* What to do *
Reproduce each line exactly. Skip none.

* Dataset rows *
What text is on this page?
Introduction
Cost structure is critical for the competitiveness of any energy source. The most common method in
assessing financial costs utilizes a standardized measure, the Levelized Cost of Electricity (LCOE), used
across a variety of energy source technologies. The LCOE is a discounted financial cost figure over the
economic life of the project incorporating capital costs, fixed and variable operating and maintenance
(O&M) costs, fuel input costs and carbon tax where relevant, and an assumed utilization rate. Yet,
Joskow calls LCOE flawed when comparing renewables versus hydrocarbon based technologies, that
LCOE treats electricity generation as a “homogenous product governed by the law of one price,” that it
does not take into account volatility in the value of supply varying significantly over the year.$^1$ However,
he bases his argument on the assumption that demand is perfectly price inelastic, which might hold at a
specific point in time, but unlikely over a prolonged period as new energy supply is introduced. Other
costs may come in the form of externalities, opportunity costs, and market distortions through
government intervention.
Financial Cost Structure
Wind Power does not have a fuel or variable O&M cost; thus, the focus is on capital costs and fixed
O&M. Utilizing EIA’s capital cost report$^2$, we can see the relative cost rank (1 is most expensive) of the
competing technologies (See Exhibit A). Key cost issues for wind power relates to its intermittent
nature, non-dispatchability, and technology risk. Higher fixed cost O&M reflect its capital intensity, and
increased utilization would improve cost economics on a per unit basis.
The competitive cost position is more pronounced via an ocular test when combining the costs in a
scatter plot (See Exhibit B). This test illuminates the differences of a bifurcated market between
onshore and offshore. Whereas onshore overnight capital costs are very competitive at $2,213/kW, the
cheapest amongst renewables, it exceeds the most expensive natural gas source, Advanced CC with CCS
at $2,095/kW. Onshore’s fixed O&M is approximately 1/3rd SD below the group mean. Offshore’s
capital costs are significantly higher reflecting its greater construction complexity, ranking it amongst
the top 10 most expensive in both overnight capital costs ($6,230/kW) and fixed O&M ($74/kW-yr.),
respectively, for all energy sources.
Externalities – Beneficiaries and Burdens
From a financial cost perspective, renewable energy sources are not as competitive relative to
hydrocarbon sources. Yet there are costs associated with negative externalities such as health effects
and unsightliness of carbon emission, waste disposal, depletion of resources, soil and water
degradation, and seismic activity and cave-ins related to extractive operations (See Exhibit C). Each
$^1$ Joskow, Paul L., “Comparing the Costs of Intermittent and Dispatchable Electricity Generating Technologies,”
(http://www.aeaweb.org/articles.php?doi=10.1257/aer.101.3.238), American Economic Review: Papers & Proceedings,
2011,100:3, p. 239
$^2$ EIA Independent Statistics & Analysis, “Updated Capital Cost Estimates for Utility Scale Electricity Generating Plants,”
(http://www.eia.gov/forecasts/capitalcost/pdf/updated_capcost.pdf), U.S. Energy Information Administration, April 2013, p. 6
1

* Exercise answer *
What text is on this page?
Introduction
Cost structure is critical for the competitiveness of any energy source. The most common method in
assessing financial costs utilizes a standardized measure, the Levelized Cost of Electricity (LCOE), used
across a variety of energy source technologies. The LCOE is a discounted financial cost figure over the
economic life of the project incorporating capital costs, fixed and variable operating and maintenance
(O&M) costs, fuel input costs and carbon tax where relevant, and an assumed utilization rate. Yet,
Joskow calls LCOE flawed when comparing renewables versus hydrocarbon based technologies, that
LCOE treats electricity generation as a “homogenous product governed by the law of one price,” that it
does not take into account volatility in the value of supply varying significantly over the year.$^1$ However,
he bases his argument on the assumption that demand is perfectly price inelastic, which might hold at a
specific point in time, but unlikely over a prolonged period as new energy supply is introduced. Other
costs may come in the form of externalities, opportunity costs, and market distortions through
government intervention.
Financial Cost Structure
Wind Power does not have a fuel or variable O&M cost; thus, the focus is on capital costs and fixed
O&M. Utilizing EIA’s capital cost report$^2$, we can see the relative cost rank (1 is most expensive) of the
competing technologies (See Exhibit A). Key cost issues for wind power relates to its intermittent
nature, non-dispatchability, and technology risk. Higher fixed cost O&M reflect its capital intensity, and
increased utilization would improve cost economics on a per unit basis.
The competitive cost position is more pronounced via an ocular test when combining the costs in a
scatter plot (See Exhibit B). This test illuminates the differences of a bifurcated market between
onshore and offshore. Whereas onshore overnight capital costs are very competitive at $2,213/kW, the
cheapest amongst renewables, it exceeds the most expensive natural gas source, Advanced CC with CCS
at $2,095/kW. Onshore’s fixed O&M is approximately 1/3rd SD below the group mean. Offshore’s
capital costs are significantly higher reflecting its greater construction complexity, ranking it amongst
the top 10 most expensive in both overnight capital costs ($6,230/kW) and fixed O&M ($74/kW-yr.),
respectively, for all energy sources.
Externalities – Beneficiaries and Burdens
From a financial cost perspective, renewable energy sources are not as competitive relative to
hydrocarbon sources. Yet there are costs associated with negative externalities such as health effects
and unsightliness of carbon emission, waste disposal, depletion of resources, soil and water
degradation, and seismic activity and cave-ins related to extractive operations (See Exhibit C). Each
$^1$ Joskow, Paul L., “Comparing the Costs of Intermittent and Dispatchable Electricity Generating Technologies,”
(http://www.aeaweb.org/articles.php?doi=10.1257/aer.101.3.238), American Economic Review: Papers & Proceedings,
2011,100:3, p. 239
$^2$ EIA Independent Statistics & Analysis, “Updated Capital Cost Estimates for Utility Scale Electricity Generating Plants,”
(http://www.eia.gov/forecasts/capitalcost/pdf/updated_capcost.pdf), U.S. Energy Information Administration, April 2013, p. 6
1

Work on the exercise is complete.